Write out the records again, exactly, leaving none out.

(Data items)
------------------------------------

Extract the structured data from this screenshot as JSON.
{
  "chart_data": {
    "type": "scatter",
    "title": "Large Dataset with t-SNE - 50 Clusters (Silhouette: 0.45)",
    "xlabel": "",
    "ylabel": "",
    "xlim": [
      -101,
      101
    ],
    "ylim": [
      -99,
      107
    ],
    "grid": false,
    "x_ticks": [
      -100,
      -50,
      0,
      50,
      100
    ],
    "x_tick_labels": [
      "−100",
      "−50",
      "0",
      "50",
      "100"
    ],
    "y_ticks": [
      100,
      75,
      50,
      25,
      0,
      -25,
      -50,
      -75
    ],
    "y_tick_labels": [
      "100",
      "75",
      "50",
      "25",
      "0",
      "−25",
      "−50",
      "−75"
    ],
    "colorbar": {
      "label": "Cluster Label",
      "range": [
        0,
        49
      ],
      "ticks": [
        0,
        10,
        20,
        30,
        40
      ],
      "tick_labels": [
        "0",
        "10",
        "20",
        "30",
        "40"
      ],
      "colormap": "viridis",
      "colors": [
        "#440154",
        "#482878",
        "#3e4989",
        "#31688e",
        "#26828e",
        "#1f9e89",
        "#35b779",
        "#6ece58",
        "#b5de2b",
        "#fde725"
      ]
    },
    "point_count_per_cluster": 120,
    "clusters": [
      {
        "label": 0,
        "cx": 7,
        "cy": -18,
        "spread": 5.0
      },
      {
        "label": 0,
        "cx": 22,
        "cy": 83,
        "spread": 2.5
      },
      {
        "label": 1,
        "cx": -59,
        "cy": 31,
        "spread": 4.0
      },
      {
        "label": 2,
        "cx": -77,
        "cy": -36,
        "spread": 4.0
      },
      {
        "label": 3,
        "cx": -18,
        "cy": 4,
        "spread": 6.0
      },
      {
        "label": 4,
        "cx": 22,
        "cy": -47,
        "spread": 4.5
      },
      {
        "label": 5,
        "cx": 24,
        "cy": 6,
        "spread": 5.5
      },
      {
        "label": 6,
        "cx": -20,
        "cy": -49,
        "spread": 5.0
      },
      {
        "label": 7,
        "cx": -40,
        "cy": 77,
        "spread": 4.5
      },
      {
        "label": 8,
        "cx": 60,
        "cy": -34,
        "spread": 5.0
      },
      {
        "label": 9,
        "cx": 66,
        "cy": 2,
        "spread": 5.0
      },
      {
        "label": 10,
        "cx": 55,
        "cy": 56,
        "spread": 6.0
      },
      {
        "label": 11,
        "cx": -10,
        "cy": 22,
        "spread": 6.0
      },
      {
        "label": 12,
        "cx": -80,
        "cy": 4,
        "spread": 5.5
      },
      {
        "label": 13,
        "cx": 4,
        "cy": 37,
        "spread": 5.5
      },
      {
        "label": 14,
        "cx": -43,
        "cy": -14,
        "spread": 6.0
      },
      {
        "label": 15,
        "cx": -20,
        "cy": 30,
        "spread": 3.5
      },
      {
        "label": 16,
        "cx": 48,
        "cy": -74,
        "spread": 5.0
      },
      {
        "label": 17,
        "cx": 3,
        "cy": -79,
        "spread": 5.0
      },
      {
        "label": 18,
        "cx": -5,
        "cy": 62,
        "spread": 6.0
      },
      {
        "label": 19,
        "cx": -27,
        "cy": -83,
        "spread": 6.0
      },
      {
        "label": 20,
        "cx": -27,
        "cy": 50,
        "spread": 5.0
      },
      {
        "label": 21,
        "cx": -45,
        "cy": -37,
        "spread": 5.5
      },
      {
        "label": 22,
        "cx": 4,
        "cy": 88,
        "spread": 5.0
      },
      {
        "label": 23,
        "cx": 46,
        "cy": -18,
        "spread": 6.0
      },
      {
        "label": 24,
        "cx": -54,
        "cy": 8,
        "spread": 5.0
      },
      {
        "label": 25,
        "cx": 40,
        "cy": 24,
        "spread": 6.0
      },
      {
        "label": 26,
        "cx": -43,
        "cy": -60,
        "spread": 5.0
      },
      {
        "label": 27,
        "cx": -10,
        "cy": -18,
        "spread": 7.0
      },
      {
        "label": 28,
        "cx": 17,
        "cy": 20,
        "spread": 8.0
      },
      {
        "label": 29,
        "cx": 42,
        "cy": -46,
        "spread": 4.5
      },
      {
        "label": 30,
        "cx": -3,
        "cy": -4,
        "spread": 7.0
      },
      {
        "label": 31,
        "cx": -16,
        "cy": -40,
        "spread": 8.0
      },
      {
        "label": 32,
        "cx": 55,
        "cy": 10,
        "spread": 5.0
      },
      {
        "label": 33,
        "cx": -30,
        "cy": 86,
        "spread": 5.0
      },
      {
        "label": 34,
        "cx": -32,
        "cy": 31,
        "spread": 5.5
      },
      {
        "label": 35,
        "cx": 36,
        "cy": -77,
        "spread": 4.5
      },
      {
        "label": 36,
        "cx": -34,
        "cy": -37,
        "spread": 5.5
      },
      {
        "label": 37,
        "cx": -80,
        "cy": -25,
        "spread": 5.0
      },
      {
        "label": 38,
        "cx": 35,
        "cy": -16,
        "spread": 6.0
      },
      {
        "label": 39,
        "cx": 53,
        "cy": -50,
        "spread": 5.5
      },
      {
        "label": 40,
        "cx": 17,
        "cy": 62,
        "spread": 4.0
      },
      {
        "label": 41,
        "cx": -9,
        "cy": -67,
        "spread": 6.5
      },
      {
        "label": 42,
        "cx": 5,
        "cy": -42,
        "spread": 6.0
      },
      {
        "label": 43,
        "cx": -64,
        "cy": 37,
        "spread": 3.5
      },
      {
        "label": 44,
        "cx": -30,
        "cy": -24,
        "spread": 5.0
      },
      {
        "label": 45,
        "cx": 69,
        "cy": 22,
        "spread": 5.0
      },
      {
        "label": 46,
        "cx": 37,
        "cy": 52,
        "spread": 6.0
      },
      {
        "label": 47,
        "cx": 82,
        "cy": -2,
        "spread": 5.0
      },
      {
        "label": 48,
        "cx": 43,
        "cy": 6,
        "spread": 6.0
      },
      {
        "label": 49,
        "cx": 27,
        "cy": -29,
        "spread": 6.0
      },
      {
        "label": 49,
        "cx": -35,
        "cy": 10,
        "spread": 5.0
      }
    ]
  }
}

------------------------------------

* _Complete answer_
Extract the structured data from this screenshot as JSON.
{
  "chart_data": {
    "type": "scatter",
    "title": "Large Dataset with t-SNE - 50 Clusters (Silhouette: 0.45)",
    "xlabel": "",
    "ylabel": "",
    "xlim": [
      -101,
      101
    ],
    "ylim": [
      -99,
      107
    ],
    "grid": false,
    "x_ticks": [
      -100,
      -50,
      0,
      50,
      100
    ],
    "x_tick_labels": [
      "−100",
      "−50",
      "0",
      "50",
      "100"
    ],
    "y_ticks": [
      100,
      75,
      50,
      25,
      0,
      -25,
      -50,
      -75
    ],
    "y_tick_labels": [
      "100",
      "75",
      "50",
      "25",
      "0",
      "−25",
      "−50",
      "−75"
    ],
    "colorbar": {
      "label": "Cluster Label",
      "range": [
        0,
        49
      ],
      "ticks": [
        0,
        10,
        20,
        30,
        40
      ],
      "tick_labels": [
        "0",
        "10",
        "20",
        "30",
        "40"
      ],
      "colormap": "viridis",
      "colors": [
        "#440154",
        "#482878",
        "#3e4989",
        "#31688e",
        "#26828e",
        "#1f9e89",
        "#35b779",
        "#6ece58",
        "#b5de2b",
        "#fde725"
      ]
    },
    "point_count_per_cluster": 120,
    "clusters": [
      {
        "label": 0,
        "cx": 7,
        "cy": -18,
        "spread": 5.0
      },
      {
        "label": 0,
        "cx": 22,
        "cy": 83,
        "spread": 2.5
      },
      {
        "label": 1,
        "cx": -59,
        "cy": 31,
        "spread": 4.0
      },
      {
        "label": 2,
        "cx": -77,
        "cy": -36,
        "spread": 4.0
      },
      {
        "label": 3,
        "cx": -18,
        "cy": 4,
        "spread": 6.0
      },
      {
        "label": 4,
        "cx": 22,
        "cy": -47,
        "spread": 4.5
      },
      {
        "label": 5,
        "cx": 24,
        "cy": 6,
        "spread": 5.5
      },
      {
        "label": 6,
        "cx": -20,
        "cy": -49,
        "spread": 5.0
      },
      {
        "label": 7,
        "cx": -40,
        "cy": 77,
        "spread": 4.5
      },
      {
        "label": 8,
        "cx": 60,
        "cy": -34,
        "spread": 5.0
      },
      {
        "label": 9,
        "cx": 66,
        "cy": 2,
        "spread": 5.0
      },
      {
        "label": 10,
        "cx": 55,
        "cy": 56,
        "spread": 6.0
      },
      {
        "label": 11,
        "cx": -10,
        "cy": 22,
        "spread": 6.0
      },
      {
        "label": 12,
        "cx": -80,
        "cy": 4,
        "spread": 5.5
      },
      {
        "label": 13,
        "cx": 4,
        "cy": 37,
        "spread": 5.5
      },
      {
        "label": 14,
        "cx": -43,
        "cy": -14,
        "spread": 6.0
      },
      {
        "label": 15,
        "cx": -20,
        "cy": 30,
        "spread": 3.5
      },
      {
        "label": 16,
        "cx": 48,
        "cy": -74,
        "spread": 5.0
      },
      {
        "label": 17,
        "cx": 3,
        "cy": -79,
        "spread": 5.0
      },
      {
        "label": 18,
        "cx": -5,
        "cy": 62,
        "spread": 6.0
      },
      {
        "label": 19,
        "cx": -27,
        "cy": -83,
        "spread": 6.0
      },
      {
        "label": 20,
        "cx": -27,
        "cy": 50,
        "spread": 5.0
      },
      {
        "label": 21,
        "cx": -45,
        "cy": -37,
        "spread": 5.5
      },
      {
        "label": 22,
        "cx": 4,
        "cy": 88,
        "spread": 5.0
      },
      {
        "label": 23,
        "cx": 46,
        "cy": -18,
        "spread": 6.0
      },
      {
        "label": 24,
        "cx": -54,
        "cy": 8,
        "spread": 5.0
      },
      {
        "label": 25,
        "cx": 40,
        "cy": 24,
        "spread": 6.0
      },
      {
        "label": 26,
        "cx": -43,
        "cy": -60,
        "spread": 5.0
      },
      {
        "label": 27,
        "cx": -10,
        "cy": -18,
        "spread": 7.0
      },
      {
        "label": 28,
        "cx": 17,
        "cy": 20,
        "spread": 8.0
      },
      {
        "label": 29,
        "cx": 42,
        "cy": -46,
        "spread": 4.5
      },
      {
        "label": 30,
        "cx": -3,
        "cy": -4,
        "spread": 7.0
      },
      {
        "label": 31,
        "cx": -16,
        "cy": -40,
        "spread": 8.0
      },
      {
        "label": 32,
        "cx": 55,
        "cy": 10,
        "spread": 5.0
      },
      {
        "label": 33,
        "cx": -30,
        "cy": 86,
        "spread": 5.0
      },
      {
        "label": 34,
        "cx": -32,
        "cy": 31,
        "spread": 5.5
      },
      {
        "label": 35,
        "cx": 36,
        "cy": -77,
        "spread": 4.5
      },
      {
        "label": 36,
        "cx": -34,
        "cy": -37,
        "spread": 5.5
      },
      {
        "label": 37,
        "cx": -80,
        "cy": -25,
        "spread": 5.0
      },
      {
        "label": 38,
        "cx": 35,
        "cy": -16,
        "spread": 6.0
      },
      {
        "label": 39,
        "cx": 53,
        "cy": -50,
        "spread": 5.5
      },
      {
        "label": 40,
        "cx": 17,
        "cy": 62,
        "spread": 4.0
      },
      {
        "label": 41,
        "cx": -9,
        "cy": -67,
        "spread": 6.5
      },
      {
        "label": 42,
        "cx": 5,
        "cy": -42,
        "spread": 6.0
      },
      {
        "label": 43,
        "cx": -64,
        "cy": 37,
        "spread": 3.5
      },
      {
        "label": 44,
        "cx": -30,
        "cy": -24,
        "spread": 5.0
      },
      {
        "label": 45,
        "cx": 69,
        "cy": 22,
        "spread": 5.0
      },
      {
        "label": 46,
        "cx": 37,
        "cy": 52,
        "spread": 6.0
      },
      {
        "label": 47,
        "cx": 82,
        "cy": -2,
        "spread": 5.0
      },
      {
        "label": 48,
        "cx": 43,
        "cy": 6,
        "spread": 6.0
      },
      {
        "label": 49,
        "cx": 27,
        "cy": -29,
        "spread": 6.0
      },
      {
        "label": 49,
        "cx": -35,
        "cy": 10,
        "spread": 5.0
      }
    ]
  }
}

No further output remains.